(Stated problem):
Check each line of the material below for the string "text", then report how many lines have it, and nothing else.

(Provided entries):
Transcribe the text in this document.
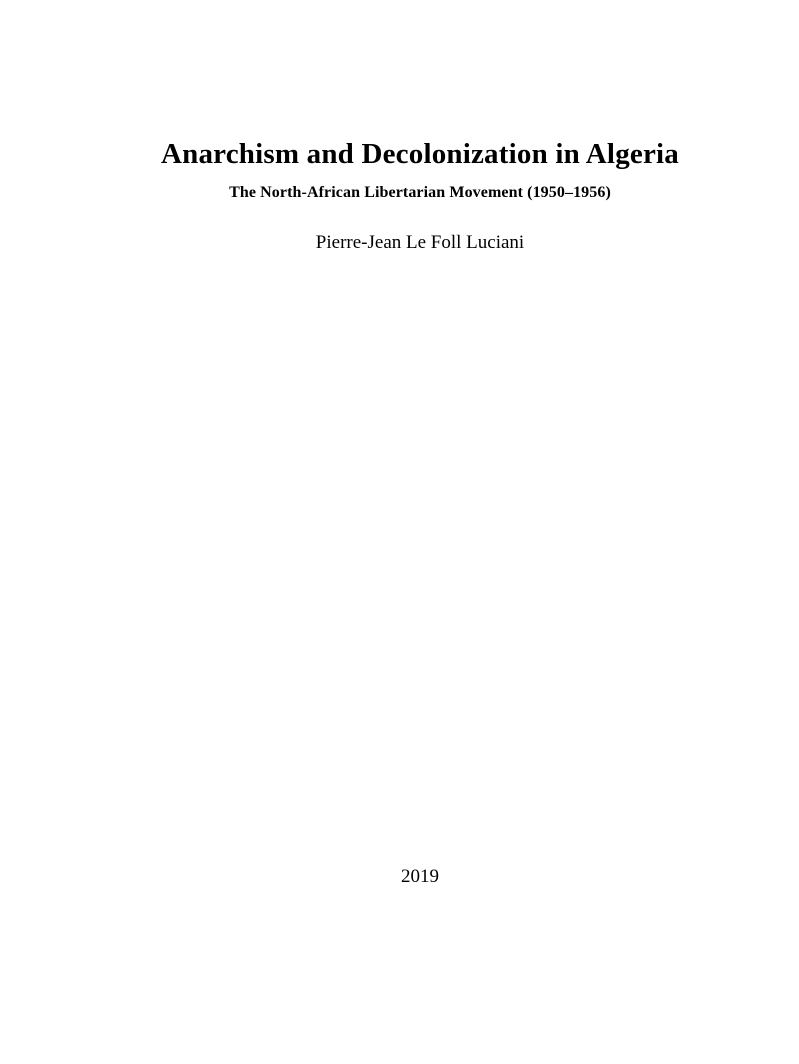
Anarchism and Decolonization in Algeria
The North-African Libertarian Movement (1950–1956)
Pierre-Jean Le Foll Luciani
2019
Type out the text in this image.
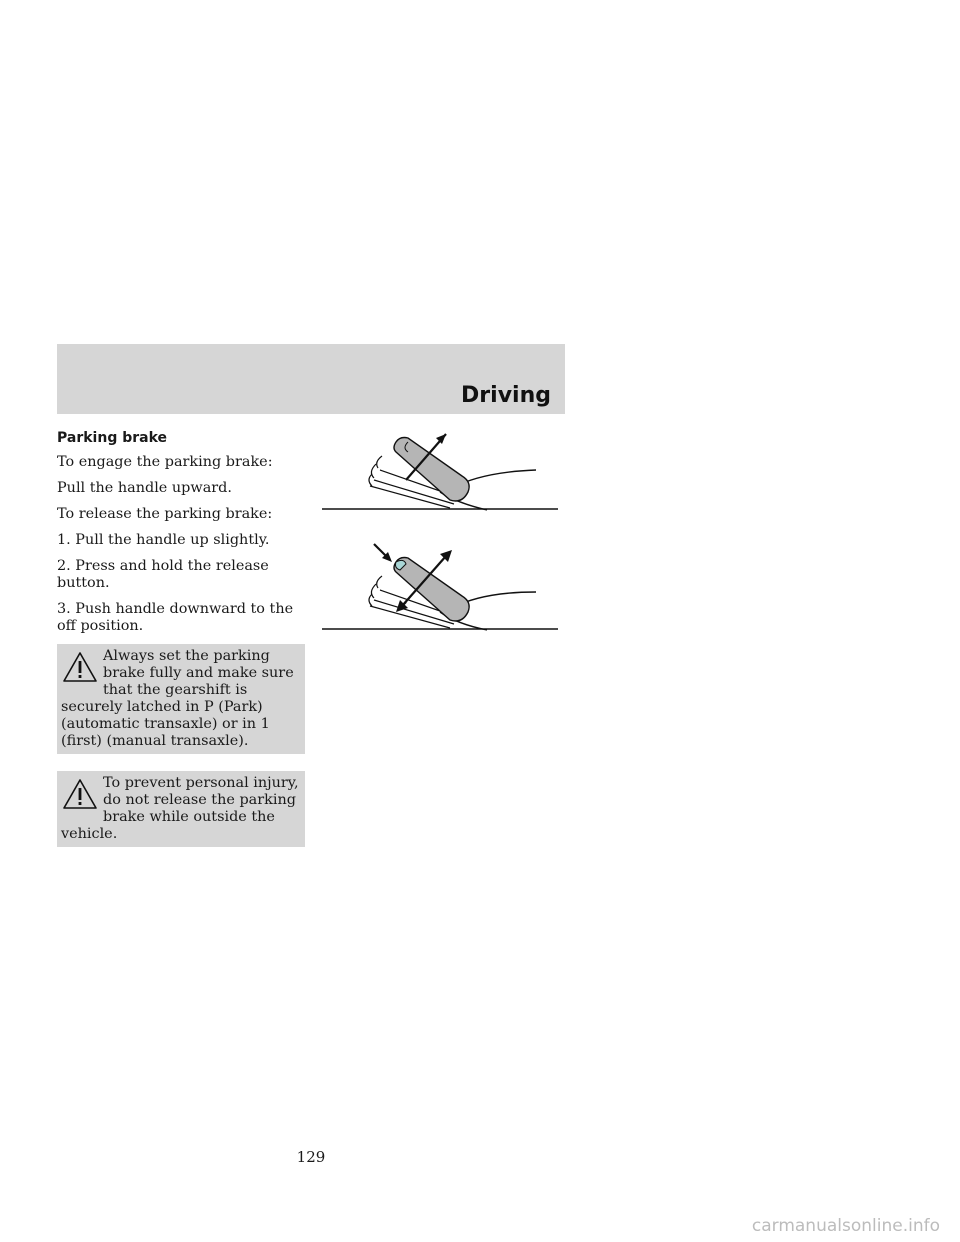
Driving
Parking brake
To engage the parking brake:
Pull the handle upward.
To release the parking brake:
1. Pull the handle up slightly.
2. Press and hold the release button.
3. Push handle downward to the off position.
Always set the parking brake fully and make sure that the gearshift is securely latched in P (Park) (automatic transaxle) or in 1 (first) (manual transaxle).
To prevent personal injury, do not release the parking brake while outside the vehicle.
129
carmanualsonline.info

(Correct output):
2